### The problem
Reproduce the listing below word for word, with no pictures.

### Material
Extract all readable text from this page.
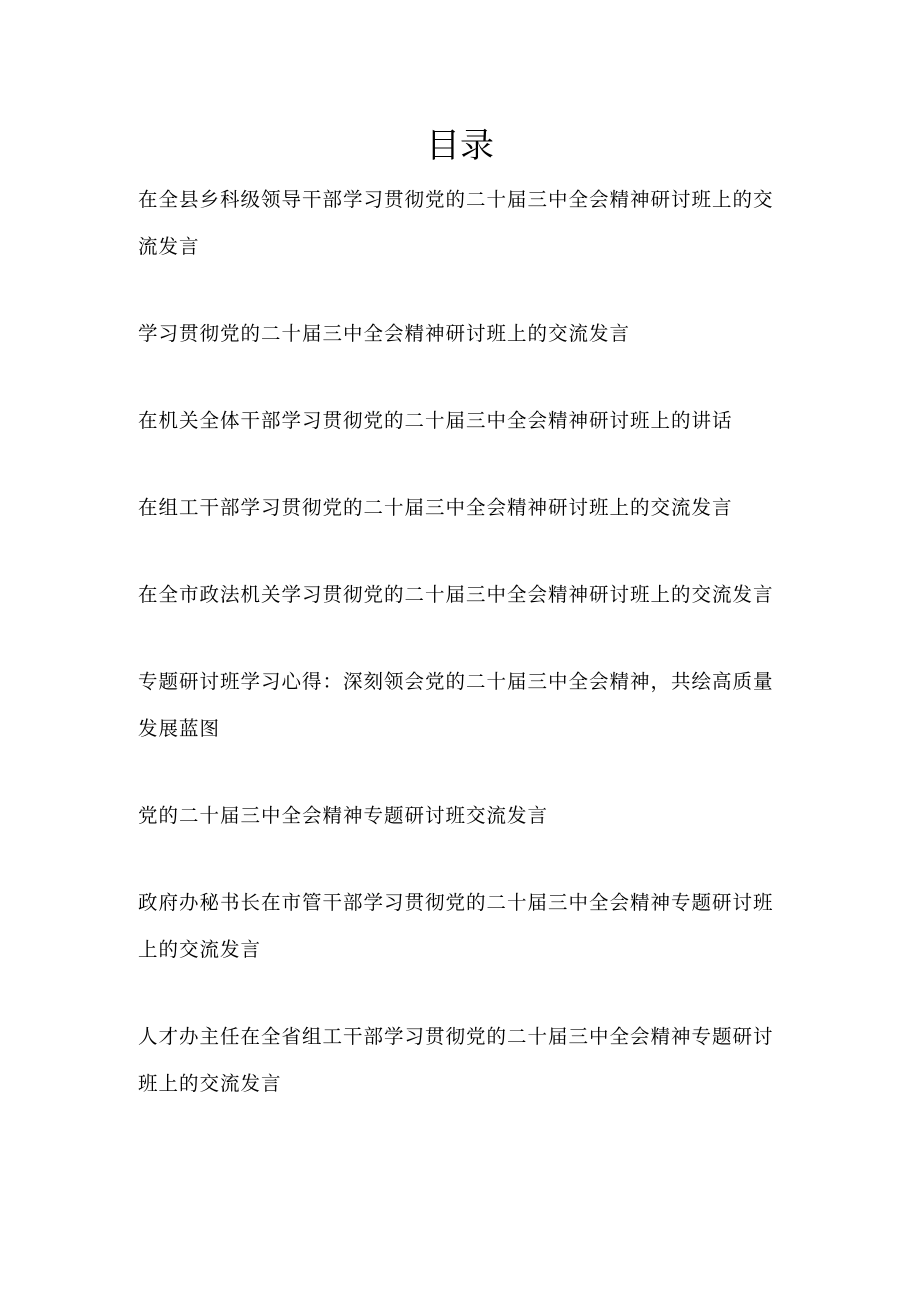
目录
在全县乡科级领导干部学习贯彻党的二十届三中全会精神研讨班上的交流发言
学习贯彻党的二十届三中全会精神研讨班上的交流发言
在机关全体干部学习贯彻党的二十届三中全会精神研讨班上的讲话
在组工干部学习贯彻党的二十届三中全会精神研讨班上的交流发言
在全市政法机关学习贯彻党的二十届三中全会精神研讨班上的交流发言
专题研讨班学习心得：深刻领会党的二十届三中全会精神，共绘高质量发展蓝图
党的二十届三中全会精神专题研讨班交流发言
政府办秘书长在市管干部学习贯彻党的二十届三中全会精神专题研讨班上的交流发言
人才办主任在全省组工干部学习贯彻党的二十届三中全会精神专题研讨班上的交流发言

### Solution to this exercise
Extract all readable text from this page.
目录
在全县乡科级领导干部学习贯彻党的二十届三中全会精神研讨班上的交流发言
学习贯彻党的二十届三中全会精神研讨班上的交流发言
在机关全体干部学习贯彻党的二十届三中全会精神研讨班上的讲话
在组工干部学习贯彻党的二十届三中全会精神研讨班上的交流发言
在全市政法机关学习贯彻党的二十届三中全会精神研讨班上的交流发言
专题研讨班学习心得：深刻领会党的二十届三中全会精神，共绘高质量发展蓝图
党的二十届三中全会精神专题研讨班交流发言
政府办秘书长在市管干部学习贯彻党的二十届三中全会精神专题研讨班上的交流发言
人才办主任在全省组工干部学习贯彻党的二十届三中全会精神专题研讨班上的交流发言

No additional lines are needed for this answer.